## begin Records to process

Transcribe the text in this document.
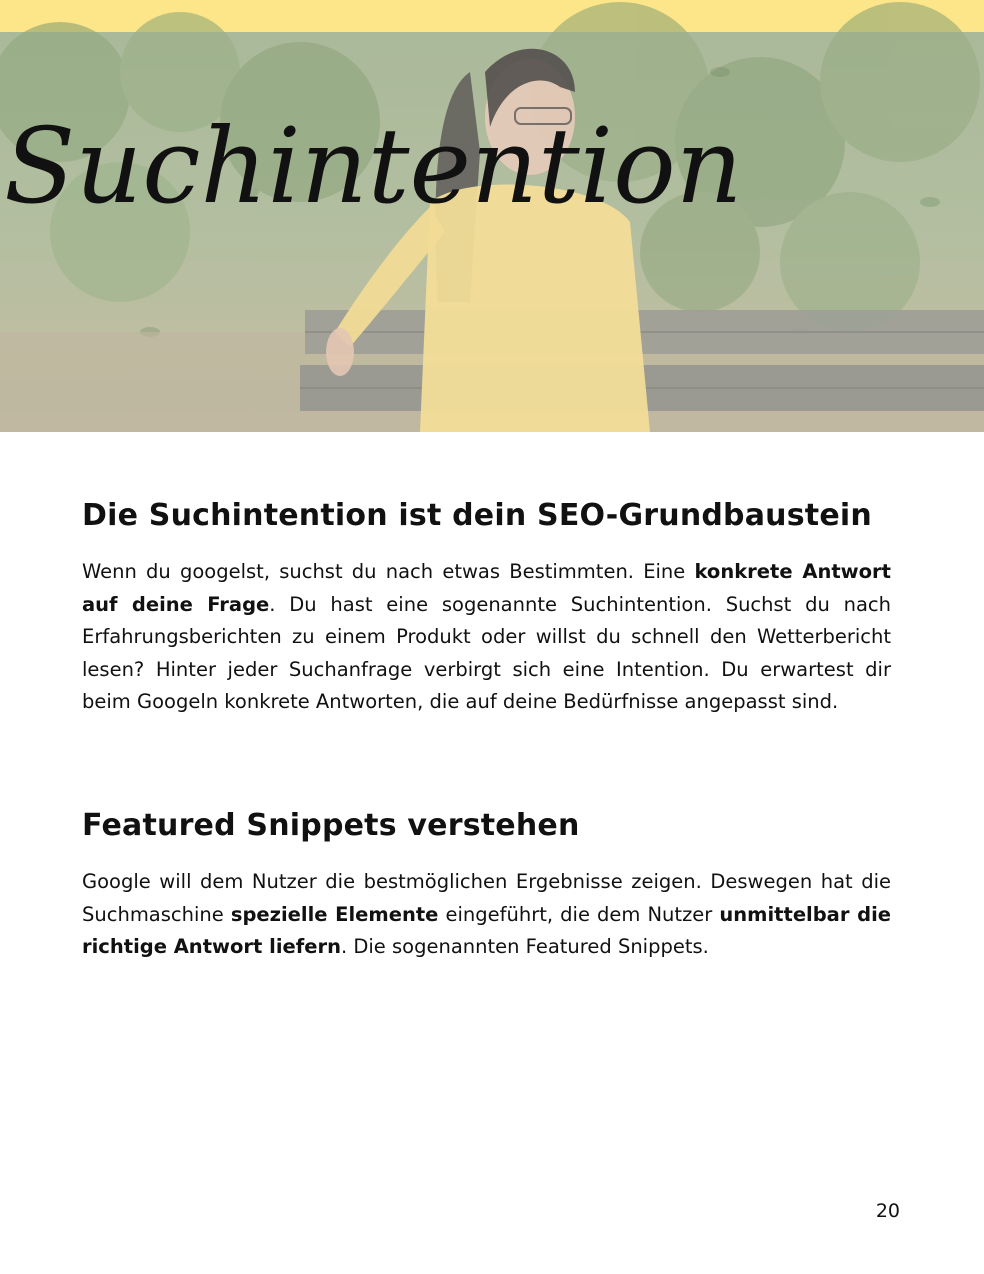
Suchintention
Die Suchintention ist dein SEO-Grundbaustein

Wenn du googelst, suchst du nach etwas Bestimmten. Eine konkrete Antwort auf deine Frage. Du hast eine sogenannte Suchintention. Suchst du nach Erfahrungsberichten zu einem Produkt oder willst du schnell den Wetterbericht lesen? Hinter jeder Suchanfrage verbirgt sich eine Intention. Du erwartest dir beim Googeln konkrete Antworten, die auf deine Bedürfnisse angepasst sind.

Featured Snippets verstehen

Google will dem Nutzer die bestmöglichen Ergebnisse zeigen. Deswegen hat die Suchmaschine spezielle Elemente eingeführt, die dem Nutzer unmittelbar die richtige Antwort liefern. Die sogenannten Featured Snippets.

20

## end Records to process

• [The request]:
Transcribe the whole listing exactly. Pictures stay out of your copy.

• [Full response]:
Transcribe the text in this document.
Suchintention
Die Suchintention ist dein SEO-Grundbaustein

Wenn du googelst, suchst du nach etwas Bestimmten. Eine konkrete Antwort auf deine Frage. Du hast eine sogenannte Suchintention. Suchst du nach Erfahrungsberichten zu einem Produkt oder willst du schnell den Wetterbericht lesen? Hinter jeder Suchanfrage verbirgt sich eine Intention. Du erwartest dir beim Googeln konkrete Antworten, die auf deine Bedürfnisse angepasst sind.

Featured Snippets verstehen

Google will dem Nutzer die bestmöglichen Ergebnisse zeigen. Deswegen hat die Suchmaschine spezielle Elemente eingeführt, die dem Nutzer unmittelbar die richtige Antwort liefern. Die sogenannten Featured Snippets.

20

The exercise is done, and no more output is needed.